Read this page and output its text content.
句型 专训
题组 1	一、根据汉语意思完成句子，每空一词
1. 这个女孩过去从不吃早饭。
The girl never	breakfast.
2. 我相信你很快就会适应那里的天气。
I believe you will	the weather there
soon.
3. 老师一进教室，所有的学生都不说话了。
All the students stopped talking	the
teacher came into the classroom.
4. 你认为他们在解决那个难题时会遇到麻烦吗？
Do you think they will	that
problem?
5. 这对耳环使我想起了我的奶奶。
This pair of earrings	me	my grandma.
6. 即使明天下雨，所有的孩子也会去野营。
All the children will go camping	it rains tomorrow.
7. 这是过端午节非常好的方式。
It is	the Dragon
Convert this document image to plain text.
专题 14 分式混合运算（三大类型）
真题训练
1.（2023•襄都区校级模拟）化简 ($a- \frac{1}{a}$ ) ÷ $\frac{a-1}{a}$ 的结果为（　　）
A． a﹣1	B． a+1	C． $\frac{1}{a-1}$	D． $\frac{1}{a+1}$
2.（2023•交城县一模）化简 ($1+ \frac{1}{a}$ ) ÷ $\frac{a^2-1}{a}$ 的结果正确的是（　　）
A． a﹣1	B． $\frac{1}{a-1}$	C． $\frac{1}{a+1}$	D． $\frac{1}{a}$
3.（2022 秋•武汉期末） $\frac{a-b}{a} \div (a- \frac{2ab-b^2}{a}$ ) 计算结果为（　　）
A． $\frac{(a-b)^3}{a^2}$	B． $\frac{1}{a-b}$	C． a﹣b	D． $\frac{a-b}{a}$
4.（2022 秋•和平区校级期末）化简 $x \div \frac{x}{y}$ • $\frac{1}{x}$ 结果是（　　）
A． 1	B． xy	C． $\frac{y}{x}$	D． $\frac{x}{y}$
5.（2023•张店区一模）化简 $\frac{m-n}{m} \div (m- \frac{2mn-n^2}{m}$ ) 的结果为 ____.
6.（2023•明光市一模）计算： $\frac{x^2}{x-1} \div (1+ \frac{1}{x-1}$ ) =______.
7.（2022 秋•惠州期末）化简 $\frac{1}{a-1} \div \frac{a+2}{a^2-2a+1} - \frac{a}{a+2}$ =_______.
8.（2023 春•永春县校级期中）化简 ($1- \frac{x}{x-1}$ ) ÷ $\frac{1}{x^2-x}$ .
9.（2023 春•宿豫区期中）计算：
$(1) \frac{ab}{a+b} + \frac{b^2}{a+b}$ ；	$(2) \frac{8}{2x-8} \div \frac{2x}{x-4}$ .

Task instructions: Copy out every line with the word "的结果为".

Completed task:
1.（2023•襄都区校级模拟）化简 ($a- \frac{1}{a}$ ) ÷ $\frac{a-1}{a}$ 的结果为（　　）
5.（2023•张店区一模）化简 $\frac{m-n}{m} \div (m- \frac{2mn-n^2}{m}$ ) 的结果为 ____.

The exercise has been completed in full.